§ **WHAT IS EXPECTED**: Output each line of the material exactly as it stands.

§ **INFORMATION PROVIDED**:
——

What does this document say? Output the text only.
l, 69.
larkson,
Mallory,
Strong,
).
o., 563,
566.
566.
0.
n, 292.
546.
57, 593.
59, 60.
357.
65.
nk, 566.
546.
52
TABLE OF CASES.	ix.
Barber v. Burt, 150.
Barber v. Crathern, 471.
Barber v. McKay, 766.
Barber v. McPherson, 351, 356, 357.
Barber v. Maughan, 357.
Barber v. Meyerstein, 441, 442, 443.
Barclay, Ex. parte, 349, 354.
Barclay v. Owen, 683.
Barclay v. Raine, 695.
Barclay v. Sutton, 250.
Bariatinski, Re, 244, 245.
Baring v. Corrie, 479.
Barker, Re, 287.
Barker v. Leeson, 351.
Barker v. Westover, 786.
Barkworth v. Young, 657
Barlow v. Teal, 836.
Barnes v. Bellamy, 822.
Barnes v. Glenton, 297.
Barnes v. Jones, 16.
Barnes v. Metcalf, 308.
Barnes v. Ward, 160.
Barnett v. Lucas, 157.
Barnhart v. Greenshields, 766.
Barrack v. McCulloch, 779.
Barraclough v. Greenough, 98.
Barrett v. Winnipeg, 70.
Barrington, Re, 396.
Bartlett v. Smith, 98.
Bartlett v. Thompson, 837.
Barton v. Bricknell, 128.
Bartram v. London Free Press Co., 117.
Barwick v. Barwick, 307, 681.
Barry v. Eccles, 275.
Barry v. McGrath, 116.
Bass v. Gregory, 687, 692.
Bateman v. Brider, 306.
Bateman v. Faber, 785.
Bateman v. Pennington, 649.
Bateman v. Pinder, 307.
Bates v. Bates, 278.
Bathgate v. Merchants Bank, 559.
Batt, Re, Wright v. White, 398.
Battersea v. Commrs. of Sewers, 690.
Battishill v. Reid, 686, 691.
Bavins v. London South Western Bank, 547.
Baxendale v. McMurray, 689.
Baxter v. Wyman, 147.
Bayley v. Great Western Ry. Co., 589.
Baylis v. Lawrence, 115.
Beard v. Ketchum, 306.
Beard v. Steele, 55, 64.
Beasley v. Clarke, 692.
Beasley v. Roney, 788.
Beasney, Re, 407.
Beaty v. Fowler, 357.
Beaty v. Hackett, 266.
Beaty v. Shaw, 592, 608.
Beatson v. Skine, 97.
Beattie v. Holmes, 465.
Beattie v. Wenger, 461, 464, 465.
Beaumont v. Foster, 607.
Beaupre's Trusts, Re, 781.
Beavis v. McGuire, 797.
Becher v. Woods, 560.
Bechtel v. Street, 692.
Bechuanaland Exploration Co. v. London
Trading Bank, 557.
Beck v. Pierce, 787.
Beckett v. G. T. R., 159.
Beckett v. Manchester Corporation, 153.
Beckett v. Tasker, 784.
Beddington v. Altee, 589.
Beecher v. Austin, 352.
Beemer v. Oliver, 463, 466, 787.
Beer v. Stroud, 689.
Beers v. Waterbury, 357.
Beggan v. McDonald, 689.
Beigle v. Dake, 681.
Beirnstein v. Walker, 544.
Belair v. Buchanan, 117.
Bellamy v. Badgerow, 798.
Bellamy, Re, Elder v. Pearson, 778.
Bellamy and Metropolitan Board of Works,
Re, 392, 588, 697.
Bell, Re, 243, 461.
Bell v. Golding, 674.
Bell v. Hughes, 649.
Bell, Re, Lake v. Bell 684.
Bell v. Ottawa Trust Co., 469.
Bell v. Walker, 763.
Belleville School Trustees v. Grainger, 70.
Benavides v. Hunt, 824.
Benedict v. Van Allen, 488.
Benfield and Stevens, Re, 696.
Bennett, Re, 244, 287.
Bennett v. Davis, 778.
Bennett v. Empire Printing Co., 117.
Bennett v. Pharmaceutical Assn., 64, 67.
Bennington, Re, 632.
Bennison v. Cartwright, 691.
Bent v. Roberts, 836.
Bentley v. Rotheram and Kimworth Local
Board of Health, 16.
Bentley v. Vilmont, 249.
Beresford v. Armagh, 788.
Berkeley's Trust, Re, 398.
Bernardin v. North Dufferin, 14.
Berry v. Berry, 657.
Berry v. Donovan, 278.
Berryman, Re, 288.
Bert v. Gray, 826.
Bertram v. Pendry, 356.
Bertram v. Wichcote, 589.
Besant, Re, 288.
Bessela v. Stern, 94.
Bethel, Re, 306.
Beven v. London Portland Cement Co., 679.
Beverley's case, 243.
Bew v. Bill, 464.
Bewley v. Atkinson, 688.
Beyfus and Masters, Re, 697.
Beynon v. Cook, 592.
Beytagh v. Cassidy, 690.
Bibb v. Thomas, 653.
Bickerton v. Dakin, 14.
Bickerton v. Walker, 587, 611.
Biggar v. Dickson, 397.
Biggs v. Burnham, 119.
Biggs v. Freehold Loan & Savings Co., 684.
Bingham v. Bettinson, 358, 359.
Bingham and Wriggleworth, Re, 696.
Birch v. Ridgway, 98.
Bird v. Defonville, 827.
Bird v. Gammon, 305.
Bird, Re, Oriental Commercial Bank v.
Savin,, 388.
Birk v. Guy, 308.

——

§ **RESPONSE TO THE EXERCISE**:
What does this document say? Output the text only.
l, 69.
larkson,
Mallory,
Strong,
).
o., 563,
566.
566.
0.
n, 292.
546.
57, 593.
59, 60.
357.
65.
nk, 566.
546.
52
TABLE OF CASES.	ix.
Barber v. Burt, 150.
Barber v. Crathern, 471.
Barber v. McKay, 766.
Barber v. McPherson, 351, 356, 357.
Barber v. Maughan, 357.
Barber v. Meyerstein, 441, 442, 443.
Barclay, Ex. parte, 349, 354.
Barclay v. Owen, 683.
Barclay v. Raine, 695.
Barclay v. Sutton, 250.
Bariatinski, Re, 244, 245.
Baring v. Corrie, 479.
Barker, Re, 287.
Barker v. Leeson, 351.
Barker v. Westover, 786.
Barkworth v. Young, 657
Barlow v. Teal, 836.
Barnes v. Bellamy, 822.
Barnes v. Glenton, 297.
Barnes v. Jones, 16.
Barnes v. Metcalf, 308.
Barnes v. Ward, 160.
Barnett v. Lucas, 157.
Barnhart v. Greenshields, 766.
Barrack v. McCulloch, 779.
Barraclough v. Greenough, 98.
Barrett v. Winnipeg, 70.
Barrington, Re, 396.
Bartlett v. Smith, 98.
Bartlett v. Thompson, 837.
Barton v. Bricknell, 128.
Bartram v. London Free Press Co., 117.
Barwick v. Barwick, 307, 681.
Barry v. Eccles, 275.
Barry v. McGrath, 116.
Bass v. Gregory, 687, 692.
Bateman v. Brider, 306.
Bateman v. Faber, 785.
Bateman v. Pennington, 649.
Bateman v. Pinder, 307.
Bates v. Bates, 278.
Bathgate v. Merchants Bank, 559.
Batt, Re, Wright v. White, 398.
Battersea v. Commrs. of Sewers, 690.
Battishill v. Reid, 686, 691.
Bavins v. London South Western Bank, 547.
Baxendale v. McMurray, 689.
Baxter v. Wyman, 147.
Bayley v. Great Western Ry. Co., 589.
Baylis v. Lawrence, 115.
Beard v. Ketchum, 306.
Beard v. Steele, 55, 64.
Beasley v. Clarke, 692.
Beasley v. Roney, 788.
Beasney, Re, 407.
Beaty v. Fowler, 357.
Beaty v. Hackett, 266.
Beaty v. Shaw, 592, 608.
Beatson v. Skine, 97.
Beattie v. Holmes, 465.
Beattie v. Wenger, 461, 464, 465.
Beaumont v. Foster, 607.
Beaupre's Trusts, Re, 781.
Beavis v. McGuire, 797.
Becher v. Woods, 560.
Bechtel v. Street, 692.
Bechuanaland Exploration Co. v. London
Trading Bank, 557.
Beck v. Pierce, 787.
Beckett v. G. T. R., 159.
Beckett v. Manchester Corporation, 153.
Beckett v. Tasker, 784.
Beddington v. Altee, 589.
Beecher v. Austin, 352.
Beemer v. Oliver, 463, 466, 787.
Beer v. Stroud, 689.
Beers v. Waterbury, 357.
Beggan v. McDonald, 689.
Beigle v. Dake, 681.
Beirnstein v. Walker, 544.
Belair v. Buchanan, 117.
Bellamy v. Badgerow, 798.
Bellamy, Re, Elder v. Pearson, 778.
Bellamy and Metropolitan Board of Works,
Re, 392, 588, 697.
Bell, Re, 243, 461.
Bell v. Golding, 674.
Bell v. Hughes, 649.
Bell, Re, Lake v. Bell 684.
Bell v. Ottawa Trust Co., 469.
Bell v. Walker, 763.
Belleville School Trustees v. Grainger, 70.
Benavides v. Hunt, 824.
Benedict v. Van Allen, 488.
Benfield and Stevens, Re, 696.
Bennett, Re, 244, 287.
Bennett v. Davis, 778.
Bennett v. Empire Printing Co., 117.
Bennett v. Pharmaceutical Assn., 64, 67.
Bennington, Re, 632.
Bennison v. Cartwright, 691.
Bent v. Roberts, 836.
Bentley v. Rotheram and Kimworth Local
Board of Health, 16.
Bentley v. Vilmont, 249.
Beresford v. Armagh, 788.
Berkeley's Trust, Re, 398.
Bernardin v. North Dufferin, 14.
Berry v. Berry, 657.
Berry v. Donovan, 278.
Berryman, Re, 288.
Bert v. Gray, 826.
Bertram v. Pendry, 356.
Bertram v. Wichcote, 589.
Besant, Re, 288.
Bessela v. Stern, 94.
Bethel, Re, 306.
Beven v. London Portland Cement Co., 679.
Beverley's case, 243.
Bew v. Bill, 464.
Bewley v. Atkinson, 688.
Beyfus and Masters, Re, 697.
Beynon v. Cook, 592.
Beytagh v. Cassidy, 690.
Bibb v. Thomas, 653.
Bickerton v. Dakin, 14.
Bickerton v. Walker, 587, 611.
Biggar v. Dickson, 397.
Biggs v. Burnham, 119.
Biggs v. Freehold Loan & Savings Co., 684.
Bingham v. Bettinson, 358, 359.
Bingham and Wriggleworth, Re, 696.
Birch v. Ridgway, 98.
Bird v. Defonville, 827.
Bird v. Gammon, 305.
Bird, Re, Oriental Commercial Bank v.
Savin,, 388.
Birk v. Guy, 308.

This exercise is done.